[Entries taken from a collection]
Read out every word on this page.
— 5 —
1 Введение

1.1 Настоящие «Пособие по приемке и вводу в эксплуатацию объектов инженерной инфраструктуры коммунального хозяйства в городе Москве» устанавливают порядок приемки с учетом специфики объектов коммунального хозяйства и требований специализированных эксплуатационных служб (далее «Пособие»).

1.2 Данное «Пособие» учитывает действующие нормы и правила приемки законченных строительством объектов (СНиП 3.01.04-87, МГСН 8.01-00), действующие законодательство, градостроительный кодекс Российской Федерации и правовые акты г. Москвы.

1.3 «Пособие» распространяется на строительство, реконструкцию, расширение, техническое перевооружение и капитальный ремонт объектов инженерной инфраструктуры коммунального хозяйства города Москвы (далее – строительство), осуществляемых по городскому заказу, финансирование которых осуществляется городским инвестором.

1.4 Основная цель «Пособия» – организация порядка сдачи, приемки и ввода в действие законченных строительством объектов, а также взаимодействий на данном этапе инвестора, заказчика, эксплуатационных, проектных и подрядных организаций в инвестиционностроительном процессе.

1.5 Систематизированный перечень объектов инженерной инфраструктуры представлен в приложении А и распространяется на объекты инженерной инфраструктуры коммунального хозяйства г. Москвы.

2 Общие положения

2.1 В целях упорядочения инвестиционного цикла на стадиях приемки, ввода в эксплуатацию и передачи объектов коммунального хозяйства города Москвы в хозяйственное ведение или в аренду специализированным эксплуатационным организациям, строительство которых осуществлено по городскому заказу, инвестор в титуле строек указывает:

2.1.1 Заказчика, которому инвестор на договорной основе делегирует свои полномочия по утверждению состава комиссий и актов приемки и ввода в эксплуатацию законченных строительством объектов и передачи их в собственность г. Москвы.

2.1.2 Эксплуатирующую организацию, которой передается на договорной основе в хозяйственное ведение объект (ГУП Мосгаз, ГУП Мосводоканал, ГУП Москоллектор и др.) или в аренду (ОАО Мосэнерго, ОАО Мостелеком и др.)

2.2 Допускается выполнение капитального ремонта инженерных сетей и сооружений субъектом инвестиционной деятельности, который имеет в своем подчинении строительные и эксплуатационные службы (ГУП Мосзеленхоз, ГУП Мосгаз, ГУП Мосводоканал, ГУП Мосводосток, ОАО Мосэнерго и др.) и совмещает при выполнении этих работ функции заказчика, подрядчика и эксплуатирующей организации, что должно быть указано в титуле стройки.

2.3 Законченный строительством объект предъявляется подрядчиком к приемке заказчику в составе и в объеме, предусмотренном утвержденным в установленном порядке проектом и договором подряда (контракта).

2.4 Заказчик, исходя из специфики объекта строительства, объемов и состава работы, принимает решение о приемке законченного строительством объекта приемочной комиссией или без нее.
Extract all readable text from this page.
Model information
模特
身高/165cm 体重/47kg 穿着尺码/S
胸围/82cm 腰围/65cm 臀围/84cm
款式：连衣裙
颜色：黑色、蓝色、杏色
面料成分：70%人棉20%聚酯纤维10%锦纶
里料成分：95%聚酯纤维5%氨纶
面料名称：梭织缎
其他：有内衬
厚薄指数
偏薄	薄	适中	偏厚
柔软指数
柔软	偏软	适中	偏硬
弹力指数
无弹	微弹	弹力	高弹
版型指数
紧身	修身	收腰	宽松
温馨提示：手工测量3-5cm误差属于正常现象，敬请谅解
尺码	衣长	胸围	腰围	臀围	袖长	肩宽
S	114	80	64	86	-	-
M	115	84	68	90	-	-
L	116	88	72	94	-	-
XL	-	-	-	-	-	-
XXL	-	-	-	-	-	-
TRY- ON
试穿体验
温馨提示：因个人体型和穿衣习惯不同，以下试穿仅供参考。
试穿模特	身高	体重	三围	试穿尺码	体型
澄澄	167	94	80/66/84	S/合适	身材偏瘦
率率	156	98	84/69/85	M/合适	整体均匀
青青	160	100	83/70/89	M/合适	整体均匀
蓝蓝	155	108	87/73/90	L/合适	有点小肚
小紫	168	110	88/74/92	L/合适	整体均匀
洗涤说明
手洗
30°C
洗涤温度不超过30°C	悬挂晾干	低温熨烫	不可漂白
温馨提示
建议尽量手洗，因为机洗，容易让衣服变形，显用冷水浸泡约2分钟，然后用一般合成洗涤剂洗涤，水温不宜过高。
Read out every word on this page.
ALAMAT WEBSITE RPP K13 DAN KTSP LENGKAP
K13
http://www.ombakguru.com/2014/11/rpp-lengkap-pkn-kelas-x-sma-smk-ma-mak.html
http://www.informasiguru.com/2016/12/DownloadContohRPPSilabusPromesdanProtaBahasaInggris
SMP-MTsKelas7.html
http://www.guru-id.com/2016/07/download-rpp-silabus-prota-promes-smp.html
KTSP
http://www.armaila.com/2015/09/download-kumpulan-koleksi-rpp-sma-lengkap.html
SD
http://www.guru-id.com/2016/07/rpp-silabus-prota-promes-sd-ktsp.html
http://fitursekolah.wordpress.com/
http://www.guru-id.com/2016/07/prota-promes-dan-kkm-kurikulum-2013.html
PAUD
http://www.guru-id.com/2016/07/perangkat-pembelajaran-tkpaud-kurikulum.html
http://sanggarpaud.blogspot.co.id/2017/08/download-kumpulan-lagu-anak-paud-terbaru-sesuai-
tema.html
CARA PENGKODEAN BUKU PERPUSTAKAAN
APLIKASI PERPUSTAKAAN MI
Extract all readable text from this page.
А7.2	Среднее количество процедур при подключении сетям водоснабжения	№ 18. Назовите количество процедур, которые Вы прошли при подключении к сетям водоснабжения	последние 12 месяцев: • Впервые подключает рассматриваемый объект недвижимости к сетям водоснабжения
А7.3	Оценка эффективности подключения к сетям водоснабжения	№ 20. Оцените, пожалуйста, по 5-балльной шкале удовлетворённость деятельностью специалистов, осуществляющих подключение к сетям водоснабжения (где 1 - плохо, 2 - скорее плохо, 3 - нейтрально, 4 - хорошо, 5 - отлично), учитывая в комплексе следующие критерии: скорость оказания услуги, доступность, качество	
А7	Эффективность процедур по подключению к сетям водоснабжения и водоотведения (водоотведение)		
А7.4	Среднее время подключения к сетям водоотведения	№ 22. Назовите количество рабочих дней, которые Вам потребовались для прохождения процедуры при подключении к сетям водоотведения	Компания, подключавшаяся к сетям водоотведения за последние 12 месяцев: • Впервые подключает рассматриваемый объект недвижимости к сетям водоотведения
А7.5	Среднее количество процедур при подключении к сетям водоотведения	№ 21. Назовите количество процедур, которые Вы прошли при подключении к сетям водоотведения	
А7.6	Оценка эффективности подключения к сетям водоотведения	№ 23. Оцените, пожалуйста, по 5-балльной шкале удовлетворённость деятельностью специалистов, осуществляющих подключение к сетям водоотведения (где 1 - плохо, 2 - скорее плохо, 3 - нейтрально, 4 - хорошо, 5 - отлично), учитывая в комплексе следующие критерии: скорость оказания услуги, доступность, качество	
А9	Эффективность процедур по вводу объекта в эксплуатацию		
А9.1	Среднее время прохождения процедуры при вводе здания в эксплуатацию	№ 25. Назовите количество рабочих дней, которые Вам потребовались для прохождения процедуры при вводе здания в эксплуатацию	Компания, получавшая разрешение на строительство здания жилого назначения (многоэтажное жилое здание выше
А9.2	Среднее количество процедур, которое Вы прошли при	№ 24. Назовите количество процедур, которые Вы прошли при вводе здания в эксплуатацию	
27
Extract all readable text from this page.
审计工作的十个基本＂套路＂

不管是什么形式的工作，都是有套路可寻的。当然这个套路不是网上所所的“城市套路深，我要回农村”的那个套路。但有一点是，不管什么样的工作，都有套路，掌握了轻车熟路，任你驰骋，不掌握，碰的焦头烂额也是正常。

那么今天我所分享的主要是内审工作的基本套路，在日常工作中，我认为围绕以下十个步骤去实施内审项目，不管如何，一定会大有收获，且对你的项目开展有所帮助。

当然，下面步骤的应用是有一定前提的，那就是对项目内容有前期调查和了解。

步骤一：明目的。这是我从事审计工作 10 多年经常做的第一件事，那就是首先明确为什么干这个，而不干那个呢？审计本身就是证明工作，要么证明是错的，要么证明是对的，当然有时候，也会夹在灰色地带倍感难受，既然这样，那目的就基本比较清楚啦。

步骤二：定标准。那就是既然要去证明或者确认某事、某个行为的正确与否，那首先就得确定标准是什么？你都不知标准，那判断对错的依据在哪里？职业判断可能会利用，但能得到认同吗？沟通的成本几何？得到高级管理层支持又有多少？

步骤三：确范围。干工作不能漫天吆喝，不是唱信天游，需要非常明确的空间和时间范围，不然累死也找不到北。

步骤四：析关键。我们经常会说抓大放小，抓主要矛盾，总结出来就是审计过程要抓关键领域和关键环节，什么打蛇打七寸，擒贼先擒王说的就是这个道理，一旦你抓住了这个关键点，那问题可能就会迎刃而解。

▶ _WRITTEN EXERCISE_
Copy every line above in which the string "Оценка" shows up.

▶ _THE REPLY_
А7.3	Оценка эффективности подключения к сетям водоснабжения	№ 20. Оцените, пожалуйста, по 5-балльной шкале удовлетворённость деятельностью специалистов, осуществляющих подключение к сетям водоснабжения (где 1 - плохо, 2 - скорее плохо, 3 - нейтрально, 4 - хорошо, 5 - отлично), учитывая в комплексе следующие критерии: скорость оказания услуги, доступность, качество	
А7.6	Оценка эффективности подключения к сетям водоотведения	№ 23. Оцените, пожалуйста, по 5-балльной шкале удовлетворённость деятельностью специалистов, осуществляющих подключение к сетям водоотведения (где 1 - плохо, 2 - скорее плохо, 3 - нейтрально, 4 - хорошо, 5 - отлично), учитывая в комплексе следующие критерии: скорость оказания услуги, доступность, качество	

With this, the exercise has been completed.